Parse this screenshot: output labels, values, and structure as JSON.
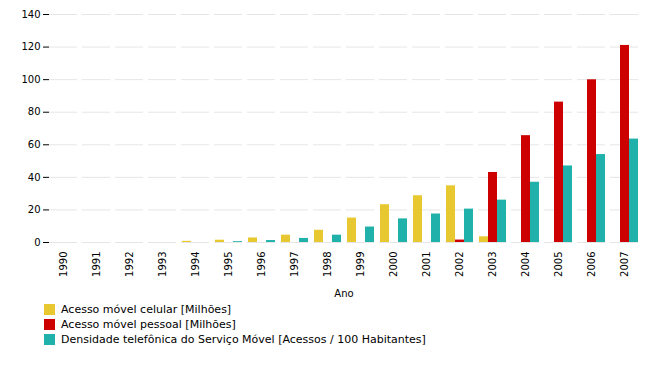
{
  "chart_data": {
    "type": "bar",
    "xlabel": "Ano",
    "categories": [
      "1990",
      "1991",
      "1992",
      "1993",
      "1994",
      "1995",
      "1996",
      "1997",
      "1998",
      "1999",
      "2000",
      "2001",
      "2002",
      "2003",
      "2004",
      "2005",
      "2006",
      "2007"
    ],
    "series": [
      {
        "name": "Acesso móvel celular [Milhões]",
        "color": "#E8C830",
        "values": [
          0,
          0,
          0,
          0,
          0.7,
          1.4,
          2.8,
          4.5,
          7.5,
          15.0,
          23.2,
          28.7,
          34.8,
          3.5,
          0,
          0,
          0,
          0
        ]
      },
      {
        "name": "Acesso móvel pessoal [Milhões]",
        "color": "#CC0000",
        "values": [
          0,
          0,
          0,
          0,
          0,
          0,
          0,
          0,
          0,
          0,
          0,
          0,
          1.5,
          43.0,
          65.6,
          86.2,
          99.9,
          121.0
        ]
      },
      {
        "name": "Densidade telefônica do Serviço Móvel [Acessos / 100 Habitantes]",
        "color": "#20B2AA",
        "values": [
          0,
          0,
          0,
          0,
          0,
          0.5,
          1.2,
          2.5,
          4.5,
          9.5,
          14.5,
          17.5,
          20.5,
          26.0,
          37.0,
          47.0,
          54.0,
          63.5
        ]
      }
    ],
    "ylim": [
      0,
      140
    ],
    "yticks": [
      0,
      20,
      40,
      60,
      80,
      100,
      120,
      140
    ],
    "grid": true,
    "legend": "bottom"
  }
}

----------

What the task requires -> All of the data needs repeating exactly, but the pictures do not.

Exercise result ->
Parse this screenshot: output labels, values, and structure as JSON.
{
  "chart_data": {
    "type": "bar",
    "xlabel": "Ano",
    "categories": [
      "1990",
      "1991",
      "1992",
      "1993",
      "1994",
      "1995",
      "1996",
      "1997",
      "1998",
      "1999",
      "2000",
      "2001",
      "2002",
      "2003",
      "2004",
      "2005",
      "2006",
      "2007"
    ],
    "series": [
      {
        "name": "Acesso móvel celular [Milhões]",
        "color": "#E8C830",
        "values": [
          0,
          0,
          0,
          0,
          0.7,
          1.4,
          2.8,
          4.5,
          7.5,
          15.0,
          23.2,
          28.7,
          34.8,
          3.5,
          0,
          0,
          0,
          0
        ]
      },
      {
        "name": "Acesso móvel pessoal [Milhões]",
        "color": "#CC0000",
        "values": [
          0,
          0,
          0,
          0,
          0,
          0,
          0,
          0,
          0,
          0,
          0,
          0,
          1.5,
          43.0,
          65.6,
          86.2,
          99.9,
          121.0
        ]
      },
      {
        "name": "Densidade telefônica do Serviço Móvel [Acessos / 100 Habitantes]",
        "color": "#20B2AA",
        "values": [
          0,
          0,
          0,
          0,
          0,
          0.5,
          1.2,
          2.5,
          4.5,
          9.5,
          14.5,
          17.5,
          20.5,
          26.0,
          37.0,
          47.0,
          54.0,
          63.5
        ]
      }
    ],
    "ylim": [
      0,
      140
    ],
    "yticks": [
      0,
      20,
      40,
      60,
      80,
      100,
      120,
      140
    ],
    "grid": true,
    "legend": "bottom"
  }
}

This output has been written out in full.